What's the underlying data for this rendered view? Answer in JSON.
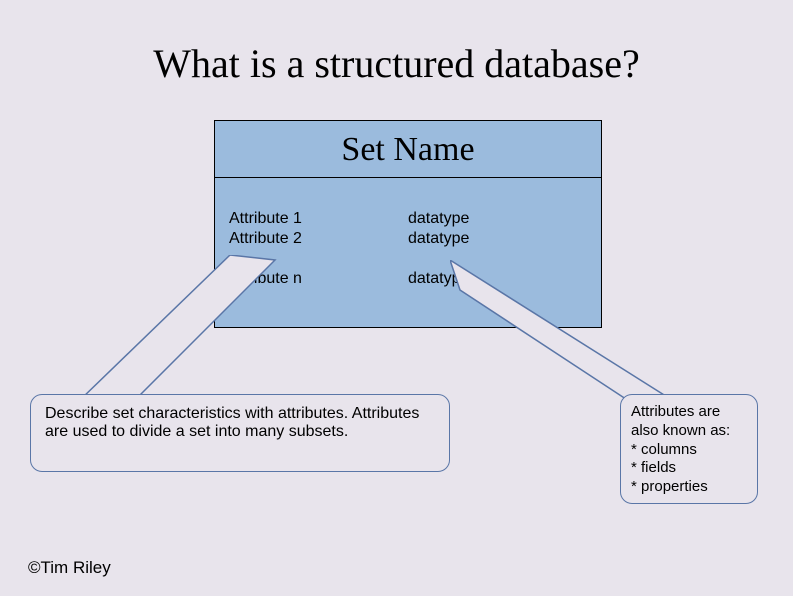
{
  "title": "What is a structured database?",
  "set": {
    "name": "Set Name",
    "rows": [
      {
        "attr": "Attribute 1",
        "type": "datatype"
      },
      {
        "attr": "Attribute 2",
        "type": "datatype"
      }
    ],
    "ellipsis": "…",
    "lastRow": {
      "attr": "Attribute n",
      "type": "datatype"
    }
  },
  "callouts": {
    "left": "Describe set characteristics with attributes. Attributes are used to divide a set into many subsets.",
    "right": {
      "intro": "Attributes are also known as:",
      "items": [
        "columns",
        "fields",
        "properties"
      ]
    }
  },
  "footer": "©Tim Riley"
}
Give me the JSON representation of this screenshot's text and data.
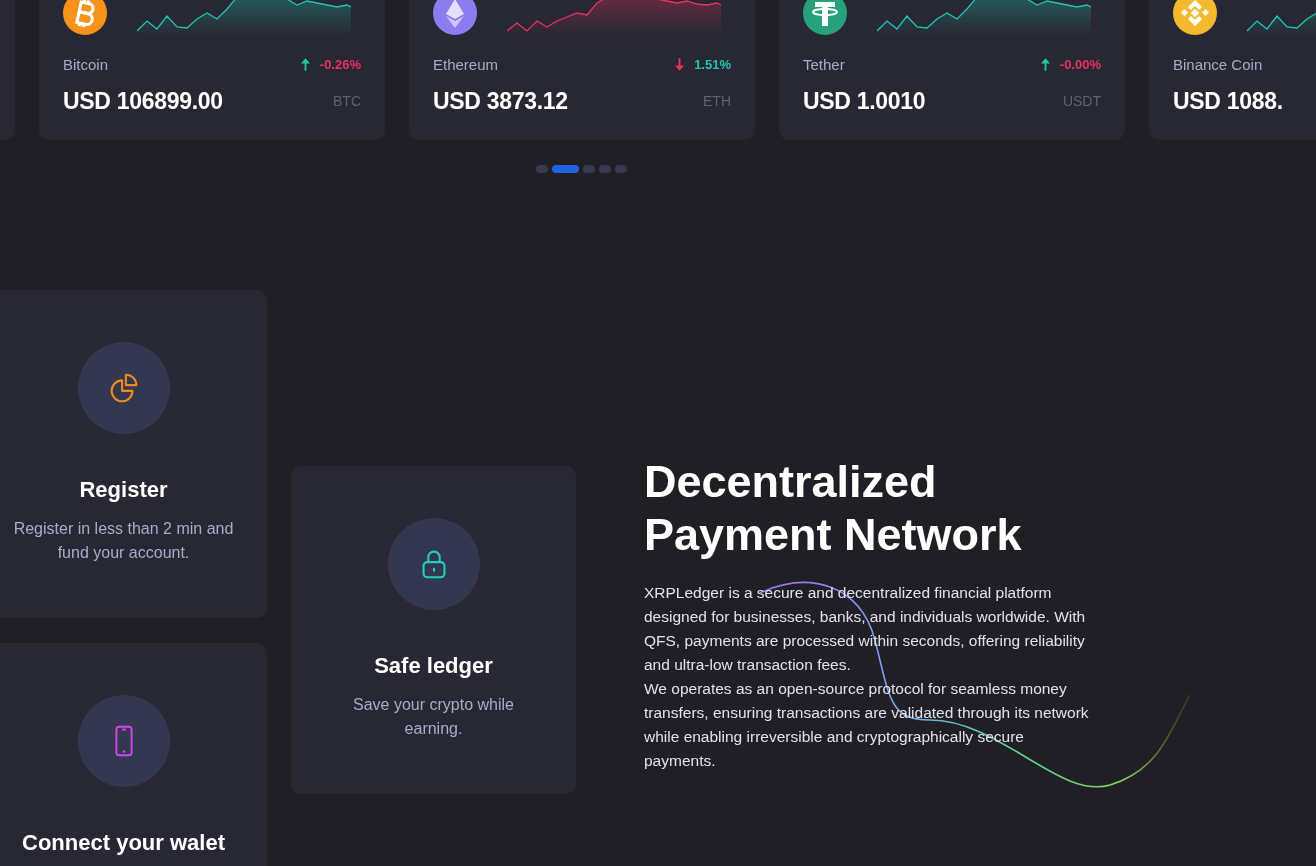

• _Directive_:
Each record above should be copied character for character, with pictures dropped.

• _Solution below_:
What's the underlying data for this rendered view? Answer in JSON.
{
  "title": "What is a structured database?",
  "set": {
    "name": "Set Name",
    "rows": [
      {
        "attr": "Attribute 1",
        "type": "datatype"
      },
      {
        "attr": "Attribute 2",
        "type": "datatype"
      }
    ],
    "ellipsis": "…",
    "lastRow": {
      "attr": "Attribute n",
      "type": "datatype"
    }
  },
  "callouts": {
    "left": "Describe set characteristics with attributes. Attributes are used to divide a set into many subsets.",
    "right": {
      "intro": "Attributes are also known as:",
      "items": [
        "columns",
        "fields",
        "properties"
      ]
    }
  },
  "footer": "©Tim Riley"
}
Give me the JSON representation of this screenshot's text and data.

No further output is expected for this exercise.